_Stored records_
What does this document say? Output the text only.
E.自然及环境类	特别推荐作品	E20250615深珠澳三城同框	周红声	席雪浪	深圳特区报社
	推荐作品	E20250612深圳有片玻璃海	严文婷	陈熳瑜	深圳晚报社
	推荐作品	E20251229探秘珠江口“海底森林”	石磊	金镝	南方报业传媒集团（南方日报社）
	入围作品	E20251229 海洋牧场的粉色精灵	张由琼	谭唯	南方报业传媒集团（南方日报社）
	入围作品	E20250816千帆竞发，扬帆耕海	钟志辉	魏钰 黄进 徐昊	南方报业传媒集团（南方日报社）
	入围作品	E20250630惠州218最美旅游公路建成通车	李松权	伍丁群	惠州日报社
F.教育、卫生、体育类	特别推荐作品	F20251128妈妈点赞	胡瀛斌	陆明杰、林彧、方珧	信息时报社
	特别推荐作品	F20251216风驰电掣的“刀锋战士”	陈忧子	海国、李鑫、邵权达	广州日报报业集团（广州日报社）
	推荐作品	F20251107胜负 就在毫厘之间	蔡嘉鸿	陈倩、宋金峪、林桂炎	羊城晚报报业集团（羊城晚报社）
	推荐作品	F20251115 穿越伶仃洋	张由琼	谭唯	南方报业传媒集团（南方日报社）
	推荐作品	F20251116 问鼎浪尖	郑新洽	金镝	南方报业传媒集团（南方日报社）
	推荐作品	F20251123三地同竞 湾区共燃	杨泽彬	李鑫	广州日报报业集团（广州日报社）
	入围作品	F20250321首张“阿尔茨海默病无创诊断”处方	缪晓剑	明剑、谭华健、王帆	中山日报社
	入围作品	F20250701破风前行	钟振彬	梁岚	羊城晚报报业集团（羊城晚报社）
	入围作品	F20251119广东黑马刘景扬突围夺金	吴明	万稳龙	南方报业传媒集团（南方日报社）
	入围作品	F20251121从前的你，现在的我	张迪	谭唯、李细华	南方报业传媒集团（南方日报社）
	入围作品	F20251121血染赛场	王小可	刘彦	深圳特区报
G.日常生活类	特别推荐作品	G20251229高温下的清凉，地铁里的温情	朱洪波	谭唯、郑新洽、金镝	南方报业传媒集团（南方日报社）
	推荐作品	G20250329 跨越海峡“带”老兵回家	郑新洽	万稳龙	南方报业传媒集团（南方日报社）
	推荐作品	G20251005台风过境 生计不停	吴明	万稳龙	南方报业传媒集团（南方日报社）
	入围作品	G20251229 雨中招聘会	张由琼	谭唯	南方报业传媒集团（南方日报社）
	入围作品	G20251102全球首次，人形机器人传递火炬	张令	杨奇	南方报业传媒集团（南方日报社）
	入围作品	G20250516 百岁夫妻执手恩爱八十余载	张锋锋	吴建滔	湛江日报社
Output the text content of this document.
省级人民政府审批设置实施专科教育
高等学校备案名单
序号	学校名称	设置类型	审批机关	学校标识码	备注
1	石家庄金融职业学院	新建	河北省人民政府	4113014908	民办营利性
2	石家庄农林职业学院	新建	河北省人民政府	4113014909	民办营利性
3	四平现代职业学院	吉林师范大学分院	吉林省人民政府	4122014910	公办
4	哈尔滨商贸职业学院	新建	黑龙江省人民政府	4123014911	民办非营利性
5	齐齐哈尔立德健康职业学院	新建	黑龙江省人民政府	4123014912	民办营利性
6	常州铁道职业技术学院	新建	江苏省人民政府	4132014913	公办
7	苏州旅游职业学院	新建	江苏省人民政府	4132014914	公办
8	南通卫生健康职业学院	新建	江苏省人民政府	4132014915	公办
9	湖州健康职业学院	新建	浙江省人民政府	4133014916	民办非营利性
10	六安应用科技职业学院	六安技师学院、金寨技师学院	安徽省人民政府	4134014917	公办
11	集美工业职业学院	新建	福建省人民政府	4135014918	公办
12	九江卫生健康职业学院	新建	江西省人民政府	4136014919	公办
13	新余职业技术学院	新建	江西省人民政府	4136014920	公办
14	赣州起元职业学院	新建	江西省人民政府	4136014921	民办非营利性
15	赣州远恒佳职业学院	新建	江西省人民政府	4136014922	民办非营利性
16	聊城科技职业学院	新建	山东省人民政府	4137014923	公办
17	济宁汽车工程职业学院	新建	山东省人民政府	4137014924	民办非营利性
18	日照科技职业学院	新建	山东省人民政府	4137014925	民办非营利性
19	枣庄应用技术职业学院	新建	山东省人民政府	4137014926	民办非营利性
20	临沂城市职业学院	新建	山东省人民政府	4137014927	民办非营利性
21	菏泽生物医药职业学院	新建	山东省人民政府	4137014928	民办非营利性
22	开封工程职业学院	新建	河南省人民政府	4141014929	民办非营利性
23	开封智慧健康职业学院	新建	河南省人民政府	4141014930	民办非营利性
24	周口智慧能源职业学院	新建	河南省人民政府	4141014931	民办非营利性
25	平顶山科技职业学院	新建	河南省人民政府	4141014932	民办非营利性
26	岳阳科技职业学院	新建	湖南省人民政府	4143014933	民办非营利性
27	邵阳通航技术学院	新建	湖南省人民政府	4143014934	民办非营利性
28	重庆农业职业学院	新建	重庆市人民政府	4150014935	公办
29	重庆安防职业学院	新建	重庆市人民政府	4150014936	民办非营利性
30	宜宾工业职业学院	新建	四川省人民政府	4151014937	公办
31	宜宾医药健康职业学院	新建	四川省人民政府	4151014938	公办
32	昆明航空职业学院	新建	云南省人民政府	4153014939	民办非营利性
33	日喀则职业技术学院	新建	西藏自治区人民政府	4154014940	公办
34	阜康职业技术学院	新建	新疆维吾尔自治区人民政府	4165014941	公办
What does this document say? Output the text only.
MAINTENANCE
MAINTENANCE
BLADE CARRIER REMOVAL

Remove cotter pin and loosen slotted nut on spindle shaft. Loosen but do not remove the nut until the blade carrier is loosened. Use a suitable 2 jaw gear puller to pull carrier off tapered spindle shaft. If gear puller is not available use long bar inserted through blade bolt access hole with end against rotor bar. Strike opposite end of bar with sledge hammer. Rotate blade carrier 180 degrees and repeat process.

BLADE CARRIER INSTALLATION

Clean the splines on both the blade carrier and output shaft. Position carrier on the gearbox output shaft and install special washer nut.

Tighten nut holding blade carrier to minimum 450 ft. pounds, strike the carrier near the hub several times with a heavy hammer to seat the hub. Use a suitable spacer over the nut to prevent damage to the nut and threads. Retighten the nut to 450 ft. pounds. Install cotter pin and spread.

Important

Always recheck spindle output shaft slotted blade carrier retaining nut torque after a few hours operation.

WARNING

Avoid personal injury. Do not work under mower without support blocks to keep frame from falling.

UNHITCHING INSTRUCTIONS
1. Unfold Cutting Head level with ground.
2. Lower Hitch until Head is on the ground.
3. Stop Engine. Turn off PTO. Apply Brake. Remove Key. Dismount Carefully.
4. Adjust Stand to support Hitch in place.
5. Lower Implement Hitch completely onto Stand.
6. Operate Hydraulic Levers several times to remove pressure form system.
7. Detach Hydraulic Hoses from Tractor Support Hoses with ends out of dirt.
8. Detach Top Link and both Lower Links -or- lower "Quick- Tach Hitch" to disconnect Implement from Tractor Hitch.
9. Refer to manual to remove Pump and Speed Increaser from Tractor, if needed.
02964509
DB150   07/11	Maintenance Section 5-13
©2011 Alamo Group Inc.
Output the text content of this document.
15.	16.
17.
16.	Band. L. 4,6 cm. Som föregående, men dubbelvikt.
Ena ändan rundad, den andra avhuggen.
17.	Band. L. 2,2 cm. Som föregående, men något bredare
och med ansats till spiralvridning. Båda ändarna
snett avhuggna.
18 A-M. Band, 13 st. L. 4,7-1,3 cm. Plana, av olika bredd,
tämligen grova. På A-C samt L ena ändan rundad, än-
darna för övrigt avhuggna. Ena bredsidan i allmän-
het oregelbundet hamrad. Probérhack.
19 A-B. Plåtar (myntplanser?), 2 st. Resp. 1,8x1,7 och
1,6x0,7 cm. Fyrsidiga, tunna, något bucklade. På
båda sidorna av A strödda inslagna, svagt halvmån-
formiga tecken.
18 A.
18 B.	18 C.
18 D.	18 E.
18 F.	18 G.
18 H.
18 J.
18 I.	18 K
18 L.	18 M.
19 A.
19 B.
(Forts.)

_TASK BRIEF_
Tally up the lines with the word "several" in them, and answer with that number by itself.

_WRITTEN ANSWER_
2